▸ **Instruction**: Return the lines between the one containing "- scatter-dot: [131, 87, 134, 89]" and the one containing "- density-cell: [559, 169, 599, 183]", both included, reproduced character for character.

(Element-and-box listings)
+++++
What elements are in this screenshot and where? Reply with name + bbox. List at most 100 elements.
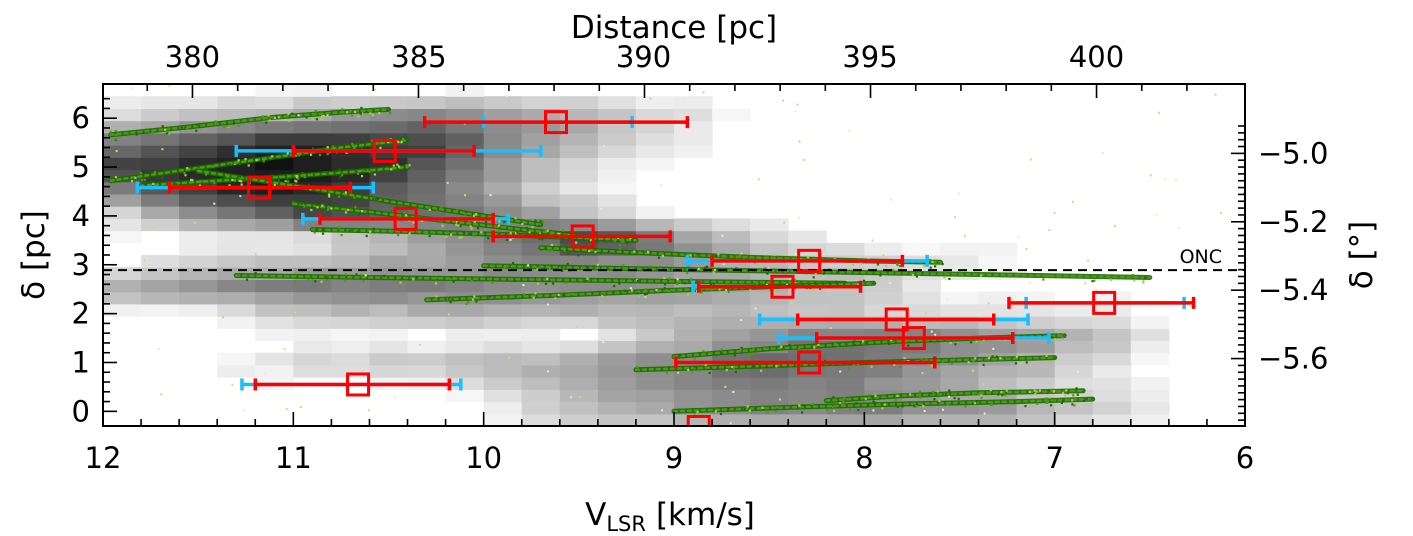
- scatter-dot: [131, 87, 134, 89]
- density-cell: [103, 303, 142, 317]
- green-dot: [997, 393, 1000, 396]
- green-dot: [933, 398, 936, 401]
- green-dot: [408, 232, 411, 235]
- green-dot: [676, 282, 679, 285]
- density-cell: [635, 96, 675, 109]
- scatter-dot: [143, 259, 146, 262]
- green-dot: [1093, 279, 1096, 282]
- green-dot: [980, 274, 983, 277]
- density-cell: [445, 316, 485, 329]
- green-dot: [594, 250, 597, 253]
- density-cell: [712, 328, 751, 342]
- green-dot: [415, 276, 419, 279]
- green-dot: [326, 276, 329, 279]
- scatter-dot: [946, 298, 949, 301]
- density-cell: [331, 352, 371, 366]
- density-cell: [369, 242, 409, 256]
- x-tick-label: 8: [855, 441, 873, 475]
- scatter-dot: [682, 102, 684, 105]
- scatter-dot: [957, 192, 960, 195]
- green-dot: [710, 288, 713, 291]
- green-dot: [903, 357, 906, 360]
- density-cell: [369, 364, 409, 378]
- green-dot: [596, 263, 599, 266]
- density-cell: [521, 389, 561, 403]
- green-dot: [1005, 389, 1008, 392]
- green-dot: [700, 291, 703, 294]
- scatter-dot: [1113, 225, 1116, 228]
- green-dot: [857, 409, 860, 412]
- green-dot: [859, 262, 862, 265]
- scatter-dot: [194, 221, 197, 224]
- density-cell: [255, 328, 294, 342]
- green-dot: [503, 267, 506, 270]
- density-cell: [483, 108, 523, 122]
- density-cell: [521, 169, 561, 183]
- green-dot: [213, 181, 216, 185]
- green-dot: [185, 127, 188, 131]
- density-cell: [559, 169, 599, 183]
- green-dot: [877, 262, 880, 265]
- green-dot: [525, 227, 529, 230]
- green-dot: [534, 219, 537, 222]
- green-dot: [1060, 401, 1063, 404]
- scatter-dot: [157, 348, 160, 351]
- scatter-dot: [702, 91, 705, 94]
- green-dot: [570, 293, 573, 296]
- density-cell: [293, 96, 332, 109]
- density-cell: [902, 377, 942, 390]
- scatter-dot: [1048, 229, 1051, 231]
- density-cell: [331, 328, 371, 342]
- green-dot: [353, 146, 356, 149]
- green-dot: [487, 237, 490, 240]
- green-dot: [693, 412, 696, 415]
- density-cell: [407, 316, 447, 329]
- scatter-dot: [1214, 93, 1217, 96]
- density-cell: [255, 255, 294, 268]
- green-dot: [434, 282, 438, 285]
- density-cell: [1130, 389, 1170, 403]
- green-dot: [457, 224, 460, 227]
- density-cell: [369, 291, 409, 305]
- green-dot: [913, 404, 916, 407]
- green-dot: [231, 178, 234, 181]
- data-point-marker: [884, 307, 909, 332]
- density-cell: [369, 279, 409, 293]
- density-cell: [902, 279, 942, 293]
- green-dot: [314, 280, 317, 283]
- green-dot: [295, 154, 298, 157]
- green-dot: [456, 221, 459, 224]
- density-cell: [103, 108, 142, 122]
- density-cell: [1054, 352, 1094, 366]
- scatter-dot: [575, 326, 578, 329]
- green-dot: [746, 405, 749, 408]
- density-cell: [483, 328, 523, 342]
- density-cell: [255, 218, 294, 232]
- density-cell: [293, 120, 332, 134]
- density-cell: [559, 377, 599, 390]
- scatter-dot: [778, 398, 781, 401]
- green-dot: [271, 174, 274, 177]
- density-cell: [902, 291, 942, 305]
- green-dot: [835, 280, 838, 283]
- green-dot: [1034, 393, 1037, 396]
- green-dot: [327, 208, 330, 211]
- green-dot: [585, 280, 588, 283]
- scatter-dot: [942, 408, 944, 411]
- scatter-dot: [1177, 226, 1180, 229]
- green-dot: [325, 171, 328, 174]
- scatter-dot: [767, 267, 770, 269]
- green-dot: [447, 297, 451, 300]
- scatter-dot: [1242, 192, 1245, 195]
- green-dot: [404, 214, 408, 217]
- green-dot: [817, 343, 820, 346]
- green-dot: [345, 151, 348, 154]
- green-dot: [936, 390, 939, 393]
- green-dot: [896, 263, 899, 267]
- green-dot: [991, 403, 994, 406]
- scatter-dot: [1017, 236, 1020, 239]
- density-cell: [483, 157, 523, 171]
- green-dot: [233, 179, 236, 182]
- green-dot: [613, 239, 616, 242]
- density-cell: [635, 145, 675, 158]
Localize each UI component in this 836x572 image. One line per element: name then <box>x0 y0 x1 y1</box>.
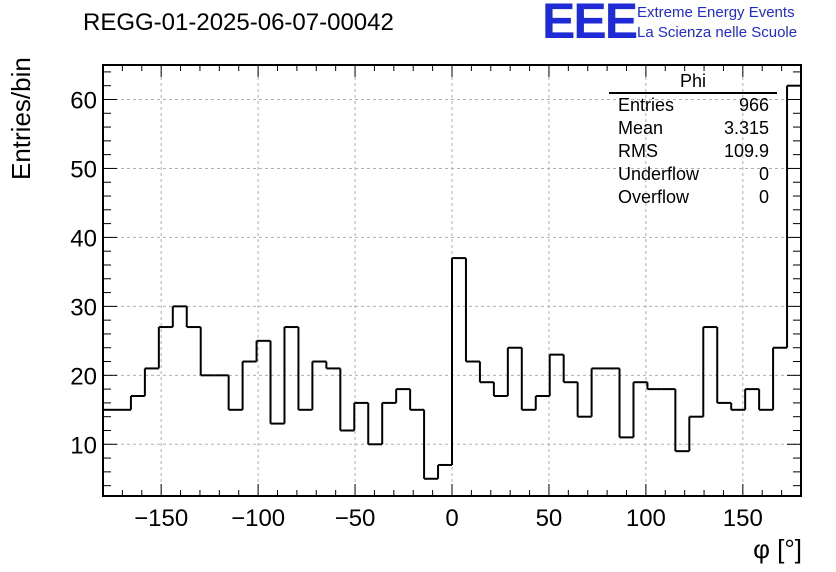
run-title: REGG-01-2025-06-07-00042 <box>83 9 394 36</box>
x-tick-label: −100 <box>231 505 285 532</box>
stats-row-overflow: Overflow 0 <box>609 186 777 209</box>
stats-row-rms: RMS 109.9 <box>609 140 777 163</box>
y-tick-label: 30 <box>70 294 97 321</box>
stats-box: Phi Entries 966 Mean 3.315 RMS 109.9 Und… <box>609 70 777 209</box>
x-axis-label: φ [°] <box>753 534 802 564</box>
stats-value: 3.315 <box>723 118 769 138</box>
x-tick-label: 0 <box>445 505 458 532</box>
stats-row-mean: Mean 3.315 <box>609 117 777 140</box>
y-tick-label: 50 <box>70 156 97 183</box>
stats-value: 0 <box>758 187 769 207</box>
stats-row-underflow: Underflow 0 <box>609 163 777 186</box>
stats-label: RMS <box>618 141 658 161</box>
x-tick-label: 50 <box>536 505 563 532</box>
x-tick-label: 150 <box>723 505 763 532</box>
y-tick-label: 40 <box>70 225 97 252</box>
y-axis-label: Entries/bin <box>6 57 36 180</box>
logo-line-2: La Scienza nelle Scuole <box>637 24 798 41</box>
stats-label: Overflow <box>618 187 690 207</box>
y-tick-label: 60 <box>70 87 97 114</box>
eee-logo-caption: Extreme Energy Events La Scienza nelle S… <box>637 3 797 43</box>
eee-logo: EEE <box>542 0 638 49</box>
x-tick-label: −150 <box>134 505 188 532</box>
stats-row-entries: Entries 966 <box>609 94 777 117</box>
stats-label: Mean <box>618 118 664 138</box>
stats-value: 0 <box>758 164 769 184</box>
stats-value: 109.9 <box>723 141 769 161</box>
stats-title: Phi <box>609 70 777 94</box>
y-tick-label: 20 <box>70 363 97 390</box>
stats-label: Underflow <box>618 164 700 184</box>
x-tick-label: −50 <box>335 505 376 532</box>
stats-value: 966 <box>738 95 769 115</box>
plot-frame <box>102 64 802 497</box>
stats-label: Entries <box>618 95 675 115</box>
y-tick-label: 10 <box>70 432 97 459</box>
logo-line-1: Extreme Energy Events <box>637 4 795 21</box>
x-tick-label: 100 <box>626 505 666 532</box>
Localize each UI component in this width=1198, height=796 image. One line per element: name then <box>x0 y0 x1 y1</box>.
+++++
▸ **Complete output**:
- scatter-dot: [131, 87, 134, 89]
- density-cell: [103, 303, 142, 317]
- green-dot: [997, 393, 1000, 396]
- green-dot: [933, 398, 936, 401]
- green-dot: [408, 232, 411, 235]
- green-dot: [676, 282, 679, 285]
- density-cell: [635, 96, 675, 109]
- scatter-dot: [143, 259, 146, 262]
- green-dot: [1093, 279, 1096, 282]
- green-dot: [980, 274, 983, 277]
- density-cell: [445, 316, 485, 329]
- green-dot: [594, 250, 597, 253]
- density-cell: [712, 328, 751, 342]
- green-dot: [415, 276, 419, 279]
- green-dot: [326, 276, 329, 279]
- scatter-dot: [946, 298, 949, 301]
- density-cell: [331, 352, 371, 366]
- density-cell: [369, 242, 409, 256]
- x-tick-label: 8: [855, 441, 873, 475]
- scatter-dot: [682, 102, 684, 105]
- scatter-dot: [957, 192, 960, 195]
- green-dot: [710, 288, 713, 291]
- green-dot: [903, 357, 906, 360]
- density-cell: [369, 364, 409, 378]
- green-dot: [596, 263, 599, 266]
- density-cell: [521, 389, 561, 403]
- green-dot: [1005, 389, 1008, 392]
- green-dot: [700, 291, 703, 294]
- scatter-dot: [1113, 225, 1116, 228]
- green-dot: [857, 409, 860, 412]
- green-dot: [859, 262, 862, 265]
- scatter-dot: [194, 221, 197, 224]
- density-cell: [255, 328, 294, 342]
- green-dot: [503, 267, 506, 270]
- density-cell: [483, 108, 523, 122]
- density-cell: [521, 169, 561, 183]
- green-dot: [213, 181, 216, 185]
- green-dot: [185, 127, 188, 131]
- density-cell: [559, 169, 599, 183]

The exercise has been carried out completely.